BRIEF: In the listing below, pick out lines with "subject".

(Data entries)
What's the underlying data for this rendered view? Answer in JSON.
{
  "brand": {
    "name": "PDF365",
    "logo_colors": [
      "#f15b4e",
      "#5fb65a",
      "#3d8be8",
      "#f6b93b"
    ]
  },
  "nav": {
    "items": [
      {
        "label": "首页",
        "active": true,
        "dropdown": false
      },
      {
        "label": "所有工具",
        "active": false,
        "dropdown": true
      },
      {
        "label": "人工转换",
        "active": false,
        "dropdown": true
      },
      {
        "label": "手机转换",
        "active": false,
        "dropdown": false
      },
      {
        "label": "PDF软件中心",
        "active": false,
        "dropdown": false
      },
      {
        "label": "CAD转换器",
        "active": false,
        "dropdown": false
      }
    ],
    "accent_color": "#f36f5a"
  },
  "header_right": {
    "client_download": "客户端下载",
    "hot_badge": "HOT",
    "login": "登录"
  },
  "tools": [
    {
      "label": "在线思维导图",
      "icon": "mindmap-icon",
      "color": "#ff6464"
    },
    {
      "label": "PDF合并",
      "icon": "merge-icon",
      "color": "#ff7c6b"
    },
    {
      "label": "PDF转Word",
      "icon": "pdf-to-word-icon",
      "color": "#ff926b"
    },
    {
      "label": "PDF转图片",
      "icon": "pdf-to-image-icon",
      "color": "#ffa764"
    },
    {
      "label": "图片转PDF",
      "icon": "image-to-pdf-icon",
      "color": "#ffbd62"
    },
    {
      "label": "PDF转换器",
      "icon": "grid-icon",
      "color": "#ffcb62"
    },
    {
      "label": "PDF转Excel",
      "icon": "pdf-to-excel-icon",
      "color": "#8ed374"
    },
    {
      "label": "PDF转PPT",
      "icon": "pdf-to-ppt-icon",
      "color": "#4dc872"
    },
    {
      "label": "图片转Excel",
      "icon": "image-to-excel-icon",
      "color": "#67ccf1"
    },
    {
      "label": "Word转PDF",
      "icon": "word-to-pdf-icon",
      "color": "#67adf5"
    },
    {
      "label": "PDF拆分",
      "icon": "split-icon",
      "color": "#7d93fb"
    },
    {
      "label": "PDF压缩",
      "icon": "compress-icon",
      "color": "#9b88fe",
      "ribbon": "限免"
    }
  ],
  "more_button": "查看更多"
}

==

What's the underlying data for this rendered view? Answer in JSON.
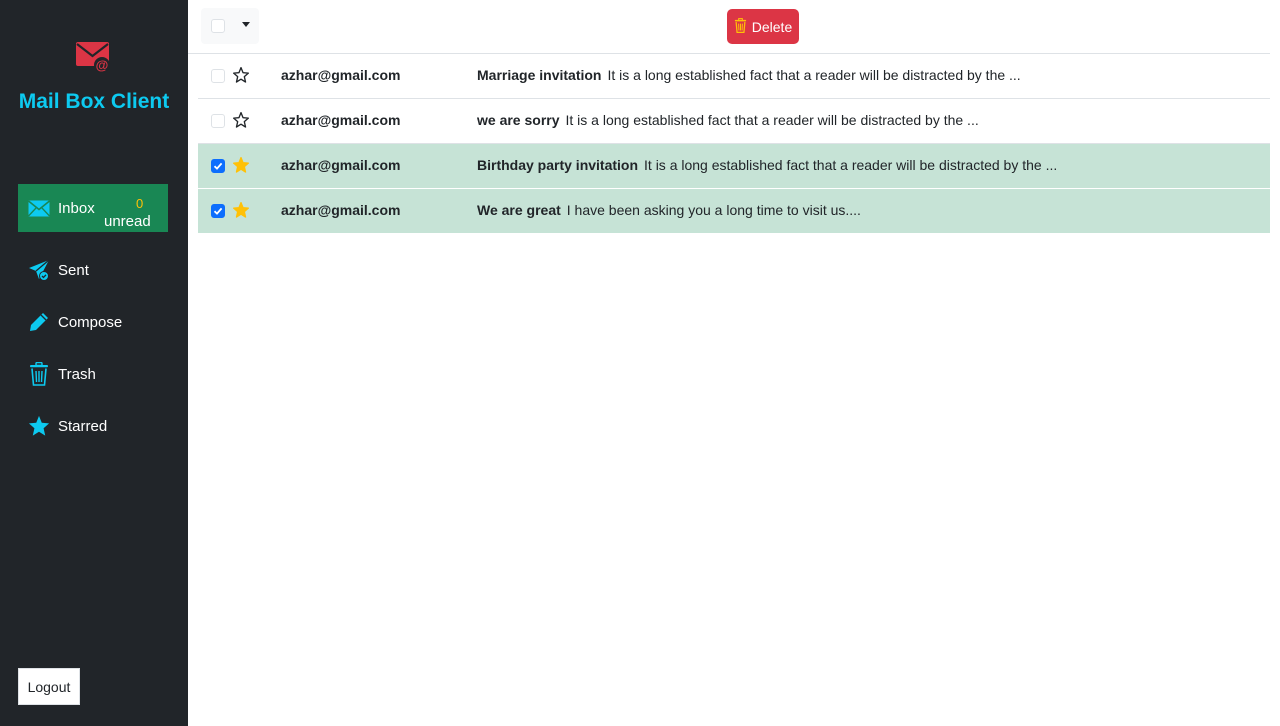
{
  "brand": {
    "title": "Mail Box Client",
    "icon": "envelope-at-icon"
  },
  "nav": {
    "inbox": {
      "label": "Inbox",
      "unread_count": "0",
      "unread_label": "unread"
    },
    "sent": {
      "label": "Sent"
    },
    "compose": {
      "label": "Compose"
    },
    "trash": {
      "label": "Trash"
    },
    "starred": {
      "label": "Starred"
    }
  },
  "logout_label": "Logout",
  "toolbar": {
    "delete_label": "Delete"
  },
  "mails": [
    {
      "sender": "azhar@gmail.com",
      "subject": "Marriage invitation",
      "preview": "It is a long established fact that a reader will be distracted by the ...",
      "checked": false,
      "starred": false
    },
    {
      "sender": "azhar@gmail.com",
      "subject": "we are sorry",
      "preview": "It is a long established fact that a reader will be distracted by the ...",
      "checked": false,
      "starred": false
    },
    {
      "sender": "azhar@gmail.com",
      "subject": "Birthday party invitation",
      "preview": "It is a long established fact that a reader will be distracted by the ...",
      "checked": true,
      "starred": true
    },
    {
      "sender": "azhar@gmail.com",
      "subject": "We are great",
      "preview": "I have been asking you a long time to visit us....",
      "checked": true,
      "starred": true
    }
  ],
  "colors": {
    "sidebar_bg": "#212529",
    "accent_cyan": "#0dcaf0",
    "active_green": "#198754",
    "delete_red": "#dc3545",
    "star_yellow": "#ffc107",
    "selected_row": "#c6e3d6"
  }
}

* * *

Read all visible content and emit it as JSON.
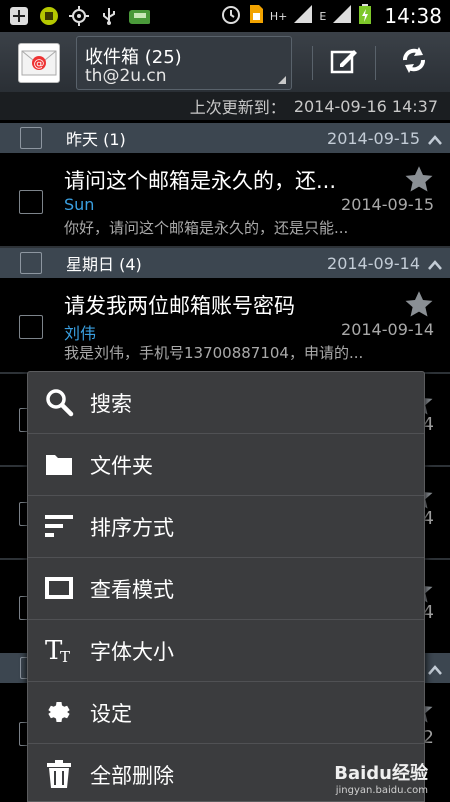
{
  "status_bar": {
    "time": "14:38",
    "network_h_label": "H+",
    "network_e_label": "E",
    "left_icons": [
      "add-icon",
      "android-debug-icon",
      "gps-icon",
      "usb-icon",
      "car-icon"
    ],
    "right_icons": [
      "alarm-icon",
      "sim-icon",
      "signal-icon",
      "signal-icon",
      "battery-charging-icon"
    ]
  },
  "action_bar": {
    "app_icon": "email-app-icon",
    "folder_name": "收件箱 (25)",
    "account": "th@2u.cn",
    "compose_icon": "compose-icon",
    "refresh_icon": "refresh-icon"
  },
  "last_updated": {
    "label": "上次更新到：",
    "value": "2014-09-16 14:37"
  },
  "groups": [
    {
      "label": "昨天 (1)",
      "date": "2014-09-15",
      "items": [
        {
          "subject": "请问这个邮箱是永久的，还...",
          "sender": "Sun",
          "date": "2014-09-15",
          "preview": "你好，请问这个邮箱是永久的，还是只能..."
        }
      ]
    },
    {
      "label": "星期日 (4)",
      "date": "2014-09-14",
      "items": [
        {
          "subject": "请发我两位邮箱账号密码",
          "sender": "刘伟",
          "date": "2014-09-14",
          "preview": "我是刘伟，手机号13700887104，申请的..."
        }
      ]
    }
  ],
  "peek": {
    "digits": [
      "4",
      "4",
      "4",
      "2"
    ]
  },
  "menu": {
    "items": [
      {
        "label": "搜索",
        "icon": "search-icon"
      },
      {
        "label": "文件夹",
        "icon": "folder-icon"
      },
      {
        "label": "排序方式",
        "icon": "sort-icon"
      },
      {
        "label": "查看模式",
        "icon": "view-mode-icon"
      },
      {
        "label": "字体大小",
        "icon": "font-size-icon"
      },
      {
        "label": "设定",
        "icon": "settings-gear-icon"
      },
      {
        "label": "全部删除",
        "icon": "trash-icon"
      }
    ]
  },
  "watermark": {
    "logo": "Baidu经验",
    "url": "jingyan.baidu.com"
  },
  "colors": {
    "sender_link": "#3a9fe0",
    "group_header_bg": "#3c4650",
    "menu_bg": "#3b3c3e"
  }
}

ANSWER TO THE TASK:
      "subject": "Marriage invitation",
      "subject": "we are sorry",
      "subject": "Birthday party invitation",
      "subject": "We are great",
          "subject": "请问这个邮箱是永久的，还...",
          "subject": "请发我两位邮箱账号密码",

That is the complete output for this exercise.